> _Source data_:
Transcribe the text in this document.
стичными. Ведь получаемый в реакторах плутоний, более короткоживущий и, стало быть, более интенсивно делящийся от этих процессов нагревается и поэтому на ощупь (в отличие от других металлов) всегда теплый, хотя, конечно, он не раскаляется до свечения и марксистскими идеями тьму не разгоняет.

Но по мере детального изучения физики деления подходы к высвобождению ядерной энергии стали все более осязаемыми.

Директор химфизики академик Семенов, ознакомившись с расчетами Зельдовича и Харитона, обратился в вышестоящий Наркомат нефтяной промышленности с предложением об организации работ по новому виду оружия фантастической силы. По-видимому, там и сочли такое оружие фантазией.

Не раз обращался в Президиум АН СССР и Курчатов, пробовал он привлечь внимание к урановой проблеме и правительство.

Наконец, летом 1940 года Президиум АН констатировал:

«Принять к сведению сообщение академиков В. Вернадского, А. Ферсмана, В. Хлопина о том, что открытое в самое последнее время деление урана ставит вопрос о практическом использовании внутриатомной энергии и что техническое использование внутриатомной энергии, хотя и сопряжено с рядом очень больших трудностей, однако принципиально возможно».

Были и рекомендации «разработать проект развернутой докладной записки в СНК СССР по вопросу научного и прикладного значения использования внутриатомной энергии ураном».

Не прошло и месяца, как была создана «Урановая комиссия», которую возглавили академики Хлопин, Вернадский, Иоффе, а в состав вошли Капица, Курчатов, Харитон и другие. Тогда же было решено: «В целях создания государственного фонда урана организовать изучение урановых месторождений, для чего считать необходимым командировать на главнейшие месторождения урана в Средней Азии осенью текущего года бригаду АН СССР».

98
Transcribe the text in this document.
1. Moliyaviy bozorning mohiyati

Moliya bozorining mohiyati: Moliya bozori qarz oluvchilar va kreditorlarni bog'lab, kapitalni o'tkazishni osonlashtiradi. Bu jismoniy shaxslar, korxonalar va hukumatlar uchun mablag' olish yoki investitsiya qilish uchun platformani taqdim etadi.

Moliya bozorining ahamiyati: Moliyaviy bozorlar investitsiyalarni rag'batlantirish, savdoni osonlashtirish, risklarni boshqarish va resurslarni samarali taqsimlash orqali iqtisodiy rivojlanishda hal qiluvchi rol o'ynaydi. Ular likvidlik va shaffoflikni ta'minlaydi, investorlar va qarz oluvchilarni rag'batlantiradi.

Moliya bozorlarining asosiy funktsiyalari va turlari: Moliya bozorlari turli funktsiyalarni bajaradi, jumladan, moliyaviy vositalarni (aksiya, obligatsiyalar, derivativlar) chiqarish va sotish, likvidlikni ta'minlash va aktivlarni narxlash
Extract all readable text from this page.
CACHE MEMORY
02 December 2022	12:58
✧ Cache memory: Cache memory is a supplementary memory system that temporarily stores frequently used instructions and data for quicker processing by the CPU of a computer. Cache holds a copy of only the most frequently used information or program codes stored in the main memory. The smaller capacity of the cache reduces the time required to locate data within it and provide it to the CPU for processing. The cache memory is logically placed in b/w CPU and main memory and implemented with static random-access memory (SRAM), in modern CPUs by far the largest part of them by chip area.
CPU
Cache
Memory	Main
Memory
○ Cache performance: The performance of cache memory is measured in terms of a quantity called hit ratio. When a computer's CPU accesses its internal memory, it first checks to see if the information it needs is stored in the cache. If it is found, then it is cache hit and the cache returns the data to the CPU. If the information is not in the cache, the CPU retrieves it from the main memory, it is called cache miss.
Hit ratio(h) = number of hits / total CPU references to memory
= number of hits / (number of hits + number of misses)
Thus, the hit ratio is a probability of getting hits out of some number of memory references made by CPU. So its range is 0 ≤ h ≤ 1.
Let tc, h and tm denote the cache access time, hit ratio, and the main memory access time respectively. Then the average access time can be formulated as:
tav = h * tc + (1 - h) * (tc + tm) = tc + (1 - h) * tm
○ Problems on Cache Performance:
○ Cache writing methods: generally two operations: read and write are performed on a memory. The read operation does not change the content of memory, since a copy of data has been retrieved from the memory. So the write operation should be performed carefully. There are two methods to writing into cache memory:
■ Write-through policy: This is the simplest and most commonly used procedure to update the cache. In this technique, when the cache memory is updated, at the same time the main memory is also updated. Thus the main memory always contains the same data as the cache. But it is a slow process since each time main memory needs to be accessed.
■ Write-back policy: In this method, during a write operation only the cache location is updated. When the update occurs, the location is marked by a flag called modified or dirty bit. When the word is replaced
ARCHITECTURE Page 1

> _Exercise description_: Using the records above, list each line that includes "update".

> _Answer_:
■ Write-through policy: This is the simplest and most commonly used procedure to update the cache. In this technique, when the cache memory is updated, at the same time the main memory is also updated. Thus the main memory always contains the same data as the cache. But it is a slow process since each time main memory needs to be accessed.
■ Write-back policy: In this method, during a write operation only the cache location is updated. When the update occurs, the location is marked by a flag called modified or dirty bit. When the word is replaced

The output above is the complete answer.